Start of Provided data

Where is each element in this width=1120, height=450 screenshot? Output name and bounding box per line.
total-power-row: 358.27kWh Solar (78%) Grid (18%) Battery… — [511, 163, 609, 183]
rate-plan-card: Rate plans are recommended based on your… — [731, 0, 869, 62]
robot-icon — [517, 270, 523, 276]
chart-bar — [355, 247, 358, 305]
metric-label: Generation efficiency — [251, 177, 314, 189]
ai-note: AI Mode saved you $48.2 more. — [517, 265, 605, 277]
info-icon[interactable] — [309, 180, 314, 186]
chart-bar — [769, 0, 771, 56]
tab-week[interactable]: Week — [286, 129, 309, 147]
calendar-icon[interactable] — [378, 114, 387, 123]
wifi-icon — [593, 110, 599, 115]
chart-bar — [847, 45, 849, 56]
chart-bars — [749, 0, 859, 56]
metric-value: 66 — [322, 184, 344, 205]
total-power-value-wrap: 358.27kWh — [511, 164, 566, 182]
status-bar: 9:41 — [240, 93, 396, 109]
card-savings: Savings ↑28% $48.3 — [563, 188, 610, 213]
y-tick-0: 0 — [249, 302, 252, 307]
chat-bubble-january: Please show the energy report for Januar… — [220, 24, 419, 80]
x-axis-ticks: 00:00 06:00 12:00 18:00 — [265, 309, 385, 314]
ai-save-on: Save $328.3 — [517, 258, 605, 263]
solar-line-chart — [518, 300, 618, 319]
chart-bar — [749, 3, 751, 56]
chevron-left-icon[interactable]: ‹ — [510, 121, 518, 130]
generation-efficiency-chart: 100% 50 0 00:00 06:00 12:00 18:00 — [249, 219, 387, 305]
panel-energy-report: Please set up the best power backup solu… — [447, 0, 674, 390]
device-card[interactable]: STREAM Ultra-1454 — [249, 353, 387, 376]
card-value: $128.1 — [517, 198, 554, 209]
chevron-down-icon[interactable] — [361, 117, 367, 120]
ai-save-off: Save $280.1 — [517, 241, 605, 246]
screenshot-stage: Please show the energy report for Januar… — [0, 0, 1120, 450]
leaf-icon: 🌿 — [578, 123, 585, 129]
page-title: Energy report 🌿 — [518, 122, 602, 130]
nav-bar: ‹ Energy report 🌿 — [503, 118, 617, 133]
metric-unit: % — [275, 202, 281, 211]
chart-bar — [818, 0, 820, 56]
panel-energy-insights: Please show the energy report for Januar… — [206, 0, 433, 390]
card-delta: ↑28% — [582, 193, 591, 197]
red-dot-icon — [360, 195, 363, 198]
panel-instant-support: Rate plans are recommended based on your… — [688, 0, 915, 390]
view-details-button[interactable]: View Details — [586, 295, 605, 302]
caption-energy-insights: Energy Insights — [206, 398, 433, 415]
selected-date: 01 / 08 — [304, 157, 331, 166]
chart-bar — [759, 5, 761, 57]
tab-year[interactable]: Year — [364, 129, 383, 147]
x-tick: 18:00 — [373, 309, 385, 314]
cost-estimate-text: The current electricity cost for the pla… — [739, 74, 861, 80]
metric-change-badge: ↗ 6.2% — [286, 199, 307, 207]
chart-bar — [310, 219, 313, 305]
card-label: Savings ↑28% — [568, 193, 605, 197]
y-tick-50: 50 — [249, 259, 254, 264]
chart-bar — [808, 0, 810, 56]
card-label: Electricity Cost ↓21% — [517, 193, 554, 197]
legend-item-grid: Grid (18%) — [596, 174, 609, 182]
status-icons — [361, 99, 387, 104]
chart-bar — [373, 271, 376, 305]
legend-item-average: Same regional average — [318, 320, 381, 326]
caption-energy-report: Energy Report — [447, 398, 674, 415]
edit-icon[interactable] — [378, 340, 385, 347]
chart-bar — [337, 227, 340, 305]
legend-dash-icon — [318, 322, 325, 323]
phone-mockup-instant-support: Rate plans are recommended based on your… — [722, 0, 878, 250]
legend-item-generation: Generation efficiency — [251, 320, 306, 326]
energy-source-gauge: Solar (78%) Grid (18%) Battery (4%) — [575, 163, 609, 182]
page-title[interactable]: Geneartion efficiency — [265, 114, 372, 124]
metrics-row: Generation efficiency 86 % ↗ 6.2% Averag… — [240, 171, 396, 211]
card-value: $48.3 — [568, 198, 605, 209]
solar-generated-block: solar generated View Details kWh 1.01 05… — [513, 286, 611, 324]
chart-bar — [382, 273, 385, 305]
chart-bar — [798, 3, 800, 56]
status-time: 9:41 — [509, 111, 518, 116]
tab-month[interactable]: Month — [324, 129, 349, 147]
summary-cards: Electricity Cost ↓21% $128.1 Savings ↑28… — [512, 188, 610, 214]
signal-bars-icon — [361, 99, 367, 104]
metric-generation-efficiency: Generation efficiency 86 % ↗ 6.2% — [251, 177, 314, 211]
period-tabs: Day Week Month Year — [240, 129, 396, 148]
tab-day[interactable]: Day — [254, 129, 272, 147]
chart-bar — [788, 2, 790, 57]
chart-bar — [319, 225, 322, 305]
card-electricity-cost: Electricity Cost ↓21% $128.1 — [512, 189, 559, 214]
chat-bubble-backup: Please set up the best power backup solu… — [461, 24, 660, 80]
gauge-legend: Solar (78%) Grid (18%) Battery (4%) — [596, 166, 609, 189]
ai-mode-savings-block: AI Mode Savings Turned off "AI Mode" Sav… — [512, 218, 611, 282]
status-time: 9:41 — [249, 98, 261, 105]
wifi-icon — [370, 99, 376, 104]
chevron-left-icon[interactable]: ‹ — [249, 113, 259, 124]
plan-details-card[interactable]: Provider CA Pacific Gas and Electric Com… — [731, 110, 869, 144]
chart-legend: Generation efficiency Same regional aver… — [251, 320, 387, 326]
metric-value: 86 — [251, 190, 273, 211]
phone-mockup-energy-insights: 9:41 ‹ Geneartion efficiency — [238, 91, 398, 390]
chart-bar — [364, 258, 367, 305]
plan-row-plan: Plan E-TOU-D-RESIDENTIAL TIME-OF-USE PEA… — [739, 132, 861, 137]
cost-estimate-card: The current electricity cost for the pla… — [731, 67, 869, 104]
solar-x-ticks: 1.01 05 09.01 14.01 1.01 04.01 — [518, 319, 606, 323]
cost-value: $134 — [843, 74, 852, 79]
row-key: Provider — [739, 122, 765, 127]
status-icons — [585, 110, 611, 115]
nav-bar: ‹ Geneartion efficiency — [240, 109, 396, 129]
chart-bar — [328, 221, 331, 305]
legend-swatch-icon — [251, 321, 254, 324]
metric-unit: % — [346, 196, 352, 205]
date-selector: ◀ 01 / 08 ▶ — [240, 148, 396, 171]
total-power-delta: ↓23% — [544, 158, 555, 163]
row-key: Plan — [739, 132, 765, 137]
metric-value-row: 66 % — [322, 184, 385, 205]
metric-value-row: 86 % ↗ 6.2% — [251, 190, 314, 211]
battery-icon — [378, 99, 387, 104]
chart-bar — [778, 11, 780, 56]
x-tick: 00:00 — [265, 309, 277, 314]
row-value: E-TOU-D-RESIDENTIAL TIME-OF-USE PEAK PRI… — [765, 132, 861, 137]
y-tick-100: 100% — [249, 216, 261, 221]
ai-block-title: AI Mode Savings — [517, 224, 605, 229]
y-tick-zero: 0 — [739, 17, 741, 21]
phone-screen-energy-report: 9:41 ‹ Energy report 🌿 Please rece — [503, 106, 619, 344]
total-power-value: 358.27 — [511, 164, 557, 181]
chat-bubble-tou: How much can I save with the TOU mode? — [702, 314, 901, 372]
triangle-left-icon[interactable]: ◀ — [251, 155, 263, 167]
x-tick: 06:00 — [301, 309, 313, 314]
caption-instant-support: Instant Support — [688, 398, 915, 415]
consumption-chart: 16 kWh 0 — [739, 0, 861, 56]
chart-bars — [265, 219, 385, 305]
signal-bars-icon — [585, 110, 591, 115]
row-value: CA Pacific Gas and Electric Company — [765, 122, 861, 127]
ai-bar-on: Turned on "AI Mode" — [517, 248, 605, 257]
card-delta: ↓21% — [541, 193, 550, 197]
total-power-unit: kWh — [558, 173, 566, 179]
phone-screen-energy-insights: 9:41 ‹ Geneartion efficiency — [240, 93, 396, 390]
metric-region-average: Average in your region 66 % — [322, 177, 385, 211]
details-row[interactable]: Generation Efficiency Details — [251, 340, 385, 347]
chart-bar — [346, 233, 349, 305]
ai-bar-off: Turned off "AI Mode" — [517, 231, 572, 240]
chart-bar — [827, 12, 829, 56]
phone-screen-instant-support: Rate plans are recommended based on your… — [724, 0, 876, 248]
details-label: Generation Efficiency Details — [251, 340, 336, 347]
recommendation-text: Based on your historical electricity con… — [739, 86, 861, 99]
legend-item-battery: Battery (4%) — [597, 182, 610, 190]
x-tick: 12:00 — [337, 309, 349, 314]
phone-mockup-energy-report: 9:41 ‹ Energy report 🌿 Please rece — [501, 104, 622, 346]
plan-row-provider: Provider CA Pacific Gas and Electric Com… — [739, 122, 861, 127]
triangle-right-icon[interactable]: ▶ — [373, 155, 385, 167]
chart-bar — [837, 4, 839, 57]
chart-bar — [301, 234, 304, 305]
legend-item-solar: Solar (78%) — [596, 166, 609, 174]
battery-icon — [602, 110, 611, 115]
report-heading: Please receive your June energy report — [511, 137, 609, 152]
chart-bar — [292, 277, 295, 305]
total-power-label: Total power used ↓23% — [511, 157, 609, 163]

End of Provided data

§ Short problem: Could you render the lines as a Markdown table with the columns Row and Line, leaving out any blank lines and covering only the lines from the first one through the line holding "metric-value: 66 — [322, 184, 344, 205]", inclusive?

§ Reply:
| Row | Line |
|---|---|
| 1 | Where is each element in this width=1120, height=450 screenshot? Output name and bounding box per line. |
| 2 | total-power-row: 358.27kWh Solar (78%) Grid (18%) Battery… — [511, 163, 609, 183] |
| 3 | rate-plan-card: Rate plans are recommended based on your… — [731, 0, 869, 62] |
| 4 | robot-icon — [517, 270, 523, 276] |
| 5 | chart-bar — [355, 247, 358, 305] |
| 6 | metric-label: Generation efficiency — [251, 177, 314, 189] |
| 7 | ai-note: AI Mode saved you $48.2 more. — [517, 265, 605, 277] |
| 8 | info-icon[interactable] — [309, 180, 314, 186] |
| 9 | chart-bar — [769, 0, 771, 56] |
| 10 | tab-week[interactable]: Week — [286, 129, 309, 147] |
| 11 | calendar-icon[interactable] — [378, 114, 387, 123] |
| 12 | wifi-icon — [593, 110, 599, 115] |
| 13 | chart-bar — [847, 45, 849, 56] |
| 14 | chart-bars — [749, 0, 859, 56] |
| 15 | metric-value: 66 — [322, 184, 344, 205] |